# Stated goal
Tally the lines of the listing that contain the word "icon", then give the total and nothing else.

▶

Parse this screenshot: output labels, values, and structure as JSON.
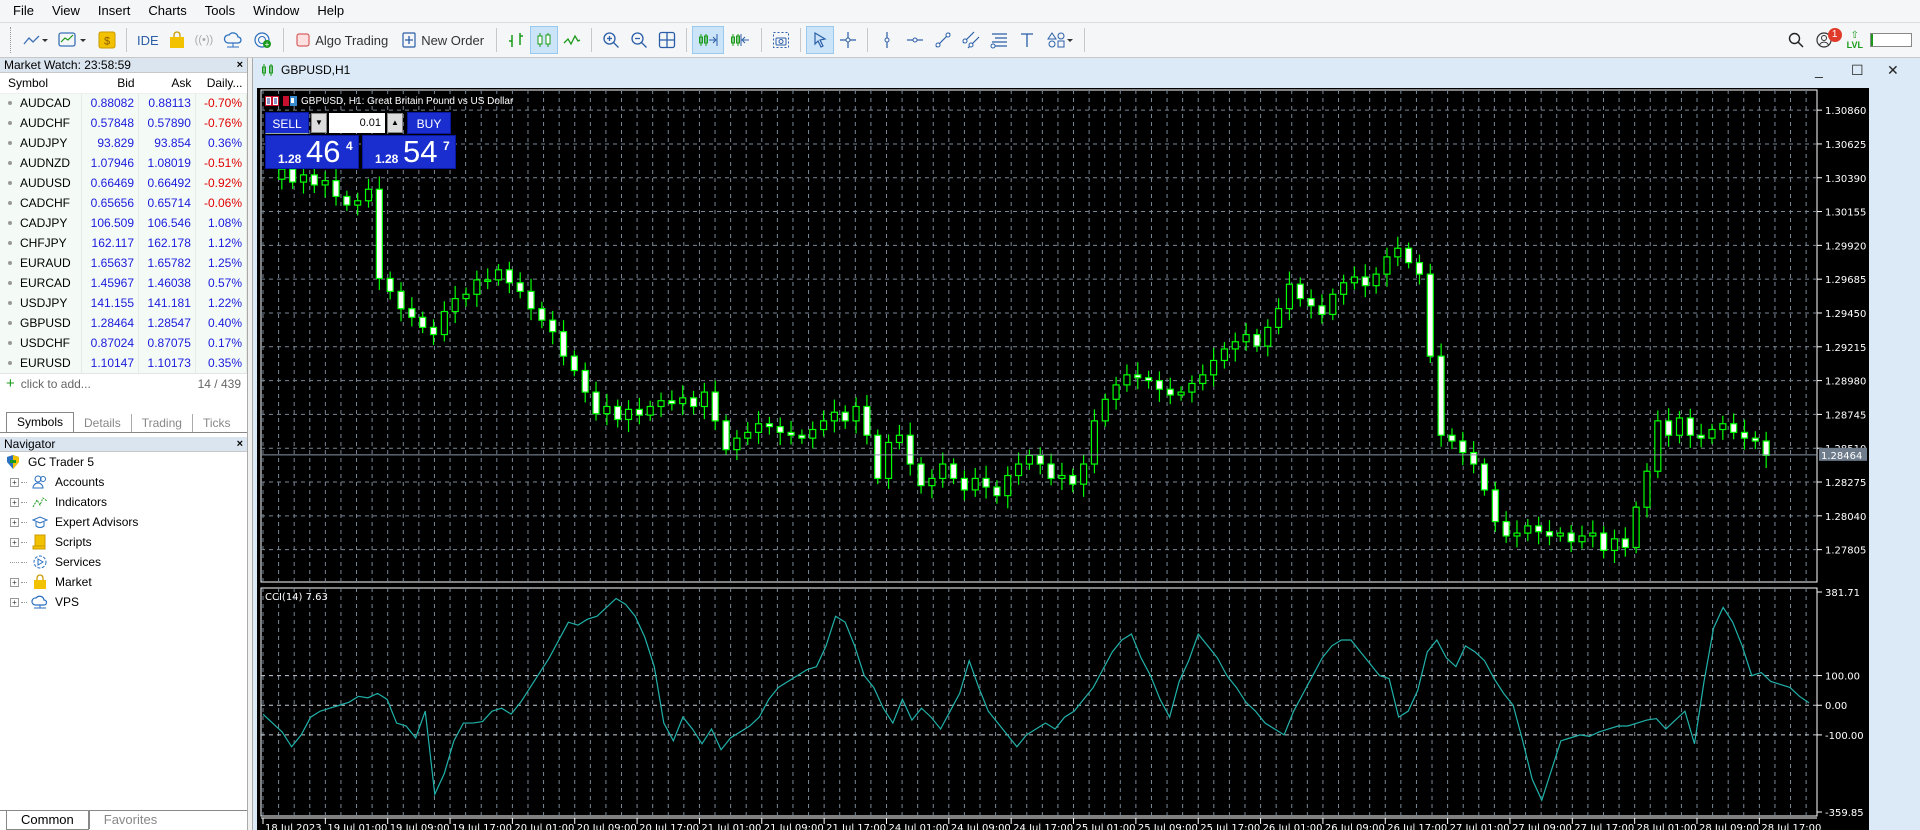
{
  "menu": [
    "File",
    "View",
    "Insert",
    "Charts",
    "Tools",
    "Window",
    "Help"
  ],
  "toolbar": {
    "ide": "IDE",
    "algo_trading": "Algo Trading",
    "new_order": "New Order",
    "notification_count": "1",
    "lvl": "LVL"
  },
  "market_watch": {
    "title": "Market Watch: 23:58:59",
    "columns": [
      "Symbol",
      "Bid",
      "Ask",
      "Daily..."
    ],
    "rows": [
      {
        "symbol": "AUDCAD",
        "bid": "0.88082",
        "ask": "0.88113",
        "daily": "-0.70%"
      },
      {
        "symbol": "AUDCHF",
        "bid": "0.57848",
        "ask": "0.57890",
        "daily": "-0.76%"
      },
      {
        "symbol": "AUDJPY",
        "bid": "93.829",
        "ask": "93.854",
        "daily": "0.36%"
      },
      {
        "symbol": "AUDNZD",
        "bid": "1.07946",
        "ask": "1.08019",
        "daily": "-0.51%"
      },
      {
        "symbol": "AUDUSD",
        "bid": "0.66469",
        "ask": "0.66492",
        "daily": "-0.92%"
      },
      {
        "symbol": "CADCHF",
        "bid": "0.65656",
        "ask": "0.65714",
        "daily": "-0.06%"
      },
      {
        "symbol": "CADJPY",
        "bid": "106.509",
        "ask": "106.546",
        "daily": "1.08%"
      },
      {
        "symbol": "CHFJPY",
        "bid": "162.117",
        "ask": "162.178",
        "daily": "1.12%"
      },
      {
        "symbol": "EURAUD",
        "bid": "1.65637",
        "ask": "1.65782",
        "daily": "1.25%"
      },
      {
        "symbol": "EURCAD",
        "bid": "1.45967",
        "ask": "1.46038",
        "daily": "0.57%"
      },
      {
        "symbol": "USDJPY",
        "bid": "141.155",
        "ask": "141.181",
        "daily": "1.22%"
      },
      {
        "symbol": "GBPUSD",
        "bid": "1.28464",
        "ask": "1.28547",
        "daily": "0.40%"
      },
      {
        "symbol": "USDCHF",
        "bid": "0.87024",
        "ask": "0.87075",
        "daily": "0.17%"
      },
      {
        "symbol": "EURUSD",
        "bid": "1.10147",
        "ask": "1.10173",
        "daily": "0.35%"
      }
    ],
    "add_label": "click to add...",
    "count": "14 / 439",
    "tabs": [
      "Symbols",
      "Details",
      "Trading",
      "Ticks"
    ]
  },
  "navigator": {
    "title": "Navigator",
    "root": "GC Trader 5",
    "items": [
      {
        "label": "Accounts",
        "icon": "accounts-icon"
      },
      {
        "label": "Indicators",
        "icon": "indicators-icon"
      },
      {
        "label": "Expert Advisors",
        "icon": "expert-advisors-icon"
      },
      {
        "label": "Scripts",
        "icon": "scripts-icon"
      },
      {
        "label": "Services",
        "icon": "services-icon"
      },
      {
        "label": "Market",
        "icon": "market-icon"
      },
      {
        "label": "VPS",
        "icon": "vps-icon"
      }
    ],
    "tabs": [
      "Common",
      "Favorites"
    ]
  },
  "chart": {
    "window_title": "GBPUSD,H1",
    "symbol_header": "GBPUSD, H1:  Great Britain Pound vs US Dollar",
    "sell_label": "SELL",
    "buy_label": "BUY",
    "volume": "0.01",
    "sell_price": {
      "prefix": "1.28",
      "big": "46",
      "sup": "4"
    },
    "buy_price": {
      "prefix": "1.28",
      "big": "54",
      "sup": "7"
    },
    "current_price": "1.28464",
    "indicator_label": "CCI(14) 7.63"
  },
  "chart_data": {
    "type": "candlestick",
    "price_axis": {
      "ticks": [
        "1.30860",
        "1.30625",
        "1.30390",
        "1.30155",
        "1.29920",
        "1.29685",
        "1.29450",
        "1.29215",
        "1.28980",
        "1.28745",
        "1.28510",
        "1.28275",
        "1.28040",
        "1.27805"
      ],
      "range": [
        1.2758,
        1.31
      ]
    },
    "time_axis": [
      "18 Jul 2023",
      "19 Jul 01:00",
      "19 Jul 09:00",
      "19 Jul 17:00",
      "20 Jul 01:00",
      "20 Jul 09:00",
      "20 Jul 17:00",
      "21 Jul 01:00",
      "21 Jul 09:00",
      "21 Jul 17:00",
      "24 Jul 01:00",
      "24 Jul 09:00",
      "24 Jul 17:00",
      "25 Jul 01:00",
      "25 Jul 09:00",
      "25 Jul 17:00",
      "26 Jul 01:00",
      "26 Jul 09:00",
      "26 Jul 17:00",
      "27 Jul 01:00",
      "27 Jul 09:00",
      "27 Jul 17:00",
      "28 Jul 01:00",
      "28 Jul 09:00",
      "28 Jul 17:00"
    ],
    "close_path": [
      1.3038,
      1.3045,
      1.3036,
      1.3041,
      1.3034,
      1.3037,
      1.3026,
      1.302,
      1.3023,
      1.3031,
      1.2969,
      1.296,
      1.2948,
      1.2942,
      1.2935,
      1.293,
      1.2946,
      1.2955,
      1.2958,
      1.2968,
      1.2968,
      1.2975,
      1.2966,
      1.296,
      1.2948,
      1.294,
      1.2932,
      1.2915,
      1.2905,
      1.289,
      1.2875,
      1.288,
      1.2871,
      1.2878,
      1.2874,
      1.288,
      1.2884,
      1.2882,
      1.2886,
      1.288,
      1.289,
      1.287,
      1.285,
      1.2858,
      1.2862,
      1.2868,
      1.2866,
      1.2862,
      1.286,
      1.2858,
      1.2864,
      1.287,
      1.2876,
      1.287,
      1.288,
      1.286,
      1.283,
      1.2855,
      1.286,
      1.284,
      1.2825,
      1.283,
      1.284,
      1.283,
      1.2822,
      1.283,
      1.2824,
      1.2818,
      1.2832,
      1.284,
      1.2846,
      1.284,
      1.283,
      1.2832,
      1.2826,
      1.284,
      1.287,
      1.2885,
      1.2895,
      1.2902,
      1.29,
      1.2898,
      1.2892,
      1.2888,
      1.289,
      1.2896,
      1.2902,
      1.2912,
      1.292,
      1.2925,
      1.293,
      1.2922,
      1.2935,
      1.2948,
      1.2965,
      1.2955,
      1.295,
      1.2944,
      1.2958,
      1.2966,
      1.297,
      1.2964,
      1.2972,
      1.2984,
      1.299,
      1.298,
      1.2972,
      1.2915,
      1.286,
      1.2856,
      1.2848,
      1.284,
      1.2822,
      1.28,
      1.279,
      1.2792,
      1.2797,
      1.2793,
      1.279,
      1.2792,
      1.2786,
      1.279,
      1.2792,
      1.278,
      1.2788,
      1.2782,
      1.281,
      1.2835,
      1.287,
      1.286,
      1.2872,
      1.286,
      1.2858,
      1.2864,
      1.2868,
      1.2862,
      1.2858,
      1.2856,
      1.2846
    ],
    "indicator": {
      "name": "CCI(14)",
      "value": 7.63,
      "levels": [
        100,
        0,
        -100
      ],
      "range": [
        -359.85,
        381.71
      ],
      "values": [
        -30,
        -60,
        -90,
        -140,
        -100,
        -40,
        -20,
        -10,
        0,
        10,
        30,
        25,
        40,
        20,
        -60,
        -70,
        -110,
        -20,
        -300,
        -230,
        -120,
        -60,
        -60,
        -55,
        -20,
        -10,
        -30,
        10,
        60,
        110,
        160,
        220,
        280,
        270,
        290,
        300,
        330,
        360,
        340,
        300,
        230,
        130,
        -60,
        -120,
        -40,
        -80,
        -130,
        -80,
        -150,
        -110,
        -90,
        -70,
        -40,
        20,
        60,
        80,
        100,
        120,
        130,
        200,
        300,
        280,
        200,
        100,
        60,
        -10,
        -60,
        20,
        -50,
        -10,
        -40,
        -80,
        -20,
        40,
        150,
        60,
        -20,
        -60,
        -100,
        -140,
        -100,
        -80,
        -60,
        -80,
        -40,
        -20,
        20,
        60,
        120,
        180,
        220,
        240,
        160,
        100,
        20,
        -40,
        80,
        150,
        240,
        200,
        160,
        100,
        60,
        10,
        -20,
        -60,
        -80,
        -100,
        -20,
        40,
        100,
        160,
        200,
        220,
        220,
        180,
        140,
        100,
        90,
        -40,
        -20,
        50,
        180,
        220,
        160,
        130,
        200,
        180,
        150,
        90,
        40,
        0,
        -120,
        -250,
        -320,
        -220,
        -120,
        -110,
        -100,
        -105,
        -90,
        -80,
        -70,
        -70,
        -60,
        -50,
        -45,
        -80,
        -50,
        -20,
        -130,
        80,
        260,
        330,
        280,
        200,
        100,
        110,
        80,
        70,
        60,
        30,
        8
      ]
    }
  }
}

◀

# Solution
7